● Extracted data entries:

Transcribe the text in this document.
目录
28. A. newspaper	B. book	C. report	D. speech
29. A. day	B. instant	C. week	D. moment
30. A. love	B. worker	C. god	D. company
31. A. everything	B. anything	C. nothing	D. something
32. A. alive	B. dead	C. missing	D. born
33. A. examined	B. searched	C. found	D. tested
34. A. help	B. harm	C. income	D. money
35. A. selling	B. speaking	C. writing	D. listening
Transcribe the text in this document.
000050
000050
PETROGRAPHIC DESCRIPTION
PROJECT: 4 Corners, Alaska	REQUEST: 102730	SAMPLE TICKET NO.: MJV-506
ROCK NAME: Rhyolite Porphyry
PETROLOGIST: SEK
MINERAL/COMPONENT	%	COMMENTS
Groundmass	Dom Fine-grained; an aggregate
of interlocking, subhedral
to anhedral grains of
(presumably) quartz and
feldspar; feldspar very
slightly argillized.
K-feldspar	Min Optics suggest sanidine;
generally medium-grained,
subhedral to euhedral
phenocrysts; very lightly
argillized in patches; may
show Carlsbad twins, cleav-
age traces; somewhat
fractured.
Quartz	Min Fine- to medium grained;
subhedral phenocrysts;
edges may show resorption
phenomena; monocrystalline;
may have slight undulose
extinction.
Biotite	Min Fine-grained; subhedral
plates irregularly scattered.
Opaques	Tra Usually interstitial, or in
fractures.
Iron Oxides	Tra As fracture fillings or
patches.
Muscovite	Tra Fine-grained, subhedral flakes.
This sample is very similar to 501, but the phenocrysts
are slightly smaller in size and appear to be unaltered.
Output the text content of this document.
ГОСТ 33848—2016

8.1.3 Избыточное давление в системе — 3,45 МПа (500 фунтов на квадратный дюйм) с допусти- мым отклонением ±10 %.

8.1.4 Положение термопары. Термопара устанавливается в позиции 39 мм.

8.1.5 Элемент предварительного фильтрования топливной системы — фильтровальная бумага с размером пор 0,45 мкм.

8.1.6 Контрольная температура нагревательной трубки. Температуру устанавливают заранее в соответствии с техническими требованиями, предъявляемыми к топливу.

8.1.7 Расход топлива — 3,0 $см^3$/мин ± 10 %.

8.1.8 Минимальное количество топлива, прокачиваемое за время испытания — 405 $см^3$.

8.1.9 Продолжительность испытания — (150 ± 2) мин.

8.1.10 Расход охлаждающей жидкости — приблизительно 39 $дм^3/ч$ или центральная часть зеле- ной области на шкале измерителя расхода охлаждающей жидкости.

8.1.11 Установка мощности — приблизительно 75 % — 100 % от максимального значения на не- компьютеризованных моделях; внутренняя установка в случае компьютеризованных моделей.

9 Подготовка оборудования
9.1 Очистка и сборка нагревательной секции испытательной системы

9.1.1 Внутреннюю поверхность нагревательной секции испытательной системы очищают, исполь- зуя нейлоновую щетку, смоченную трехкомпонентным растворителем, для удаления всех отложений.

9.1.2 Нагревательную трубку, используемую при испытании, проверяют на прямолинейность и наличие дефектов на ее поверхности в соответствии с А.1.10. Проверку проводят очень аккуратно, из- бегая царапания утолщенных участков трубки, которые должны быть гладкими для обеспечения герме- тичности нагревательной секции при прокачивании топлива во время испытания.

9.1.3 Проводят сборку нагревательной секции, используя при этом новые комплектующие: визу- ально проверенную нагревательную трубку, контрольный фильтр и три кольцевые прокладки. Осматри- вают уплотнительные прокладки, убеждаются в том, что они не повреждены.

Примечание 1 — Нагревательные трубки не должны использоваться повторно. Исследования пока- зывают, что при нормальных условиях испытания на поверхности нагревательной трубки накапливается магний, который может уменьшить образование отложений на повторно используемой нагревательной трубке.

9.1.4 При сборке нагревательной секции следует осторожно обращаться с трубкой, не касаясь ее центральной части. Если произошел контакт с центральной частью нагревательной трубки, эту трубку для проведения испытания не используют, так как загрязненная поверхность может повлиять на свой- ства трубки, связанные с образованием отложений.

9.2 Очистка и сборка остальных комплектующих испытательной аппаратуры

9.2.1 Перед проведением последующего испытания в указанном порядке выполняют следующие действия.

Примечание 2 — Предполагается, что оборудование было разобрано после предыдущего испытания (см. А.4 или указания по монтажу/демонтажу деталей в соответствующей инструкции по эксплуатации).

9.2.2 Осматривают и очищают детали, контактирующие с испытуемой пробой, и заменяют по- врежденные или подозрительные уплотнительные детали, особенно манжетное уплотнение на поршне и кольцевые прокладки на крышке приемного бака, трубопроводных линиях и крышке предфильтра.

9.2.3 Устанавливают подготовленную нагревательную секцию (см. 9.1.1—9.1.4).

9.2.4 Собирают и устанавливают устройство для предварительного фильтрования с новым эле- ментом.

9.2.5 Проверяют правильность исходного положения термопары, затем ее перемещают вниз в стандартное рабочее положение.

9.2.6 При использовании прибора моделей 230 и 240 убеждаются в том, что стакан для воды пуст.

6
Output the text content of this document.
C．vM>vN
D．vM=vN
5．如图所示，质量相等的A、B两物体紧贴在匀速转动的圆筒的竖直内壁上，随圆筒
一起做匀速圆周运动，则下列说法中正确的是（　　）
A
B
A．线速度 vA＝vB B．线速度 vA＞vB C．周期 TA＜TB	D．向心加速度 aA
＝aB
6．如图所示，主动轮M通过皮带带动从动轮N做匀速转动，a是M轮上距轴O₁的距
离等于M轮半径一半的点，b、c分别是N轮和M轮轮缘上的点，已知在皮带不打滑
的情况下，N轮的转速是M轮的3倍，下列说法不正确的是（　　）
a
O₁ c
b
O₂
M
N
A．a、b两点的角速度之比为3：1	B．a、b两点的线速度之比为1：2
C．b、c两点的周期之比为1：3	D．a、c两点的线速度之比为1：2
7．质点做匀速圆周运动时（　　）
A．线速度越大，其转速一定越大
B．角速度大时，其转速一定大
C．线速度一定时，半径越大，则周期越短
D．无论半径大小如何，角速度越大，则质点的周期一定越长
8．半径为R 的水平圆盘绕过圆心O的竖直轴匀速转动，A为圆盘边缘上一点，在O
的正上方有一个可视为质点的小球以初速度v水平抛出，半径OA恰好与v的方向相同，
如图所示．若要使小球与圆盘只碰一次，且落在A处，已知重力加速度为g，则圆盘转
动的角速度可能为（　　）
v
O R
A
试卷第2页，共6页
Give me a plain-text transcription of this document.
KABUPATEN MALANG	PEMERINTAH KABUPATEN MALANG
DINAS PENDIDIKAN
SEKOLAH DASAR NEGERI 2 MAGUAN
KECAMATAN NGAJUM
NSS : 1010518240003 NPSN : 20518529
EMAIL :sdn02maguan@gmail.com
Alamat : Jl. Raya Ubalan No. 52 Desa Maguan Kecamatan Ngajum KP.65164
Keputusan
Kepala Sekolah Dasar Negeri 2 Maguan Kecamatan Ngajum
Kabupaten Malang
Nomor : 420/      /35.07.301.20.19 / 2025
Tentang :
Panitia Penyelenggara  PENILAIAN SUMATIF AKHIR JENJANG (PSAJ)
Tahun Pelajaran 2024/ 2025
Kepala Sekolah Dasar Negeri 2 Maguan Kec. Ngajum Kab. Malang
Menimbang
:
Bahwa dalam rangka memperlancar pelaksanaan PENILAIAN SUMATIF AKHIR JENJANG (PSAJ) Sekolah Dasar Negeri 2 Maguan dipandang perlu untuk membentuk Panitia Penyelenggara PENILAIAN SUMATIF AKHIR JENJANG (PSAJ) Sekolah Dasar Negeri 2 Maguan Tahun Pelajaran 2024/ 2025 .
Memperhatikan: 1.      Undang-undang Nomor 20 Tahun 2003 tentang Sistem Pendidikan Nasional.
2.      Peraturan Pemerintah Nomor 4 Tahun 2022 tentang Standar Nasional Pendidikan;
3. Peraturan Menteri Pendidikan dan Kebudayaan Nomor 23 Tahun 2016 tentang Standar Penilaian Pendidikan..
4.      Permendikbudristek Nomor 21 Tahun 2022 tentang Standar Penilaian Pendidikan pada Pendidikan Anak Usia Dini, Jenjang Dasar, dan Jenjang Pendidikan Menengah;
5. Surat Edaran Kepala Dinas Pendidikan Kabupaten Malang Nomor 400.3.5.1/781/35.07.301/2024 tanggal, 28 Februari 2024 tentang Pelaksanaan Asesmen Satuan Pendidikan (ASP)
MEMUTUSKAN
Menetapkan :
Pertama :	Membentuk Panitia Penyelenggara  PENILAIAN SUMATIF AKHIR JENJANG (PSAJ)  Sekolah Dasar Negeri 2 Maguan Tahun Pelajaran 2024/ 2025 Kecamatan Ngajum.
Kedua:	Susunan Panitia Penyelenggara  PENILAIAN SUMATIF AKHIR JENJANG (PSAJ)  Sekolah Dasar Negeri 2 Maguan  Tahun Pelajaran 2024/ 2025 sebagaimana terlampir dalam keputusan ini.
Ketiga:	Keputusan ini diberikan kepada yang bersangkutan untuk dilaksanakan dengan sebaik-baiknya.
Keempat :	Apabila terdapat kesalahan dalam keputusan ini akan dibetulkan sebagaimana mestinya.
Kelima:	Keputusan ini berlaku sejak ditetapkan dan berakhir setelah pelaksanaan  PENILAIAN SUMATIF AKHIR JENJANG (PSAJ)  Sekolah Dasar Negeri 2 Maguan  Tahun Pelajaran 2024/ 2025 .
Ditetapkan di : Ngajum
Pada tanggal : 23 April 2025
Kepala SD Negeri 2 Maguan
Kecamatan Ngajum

● EXERCISE REQUIREMENTS: Pick out each line containing "grained" and report it.

● EXERCISE RESPONSE:
Groundmass	Dom Fine-grained; an aggregate
generally medium-grained,
Quartz	Min Fine- to medium grained;
Biotite	Min Fine-grained; subhedral
Muscovite	Tra Fine-grained, subhedral flakes.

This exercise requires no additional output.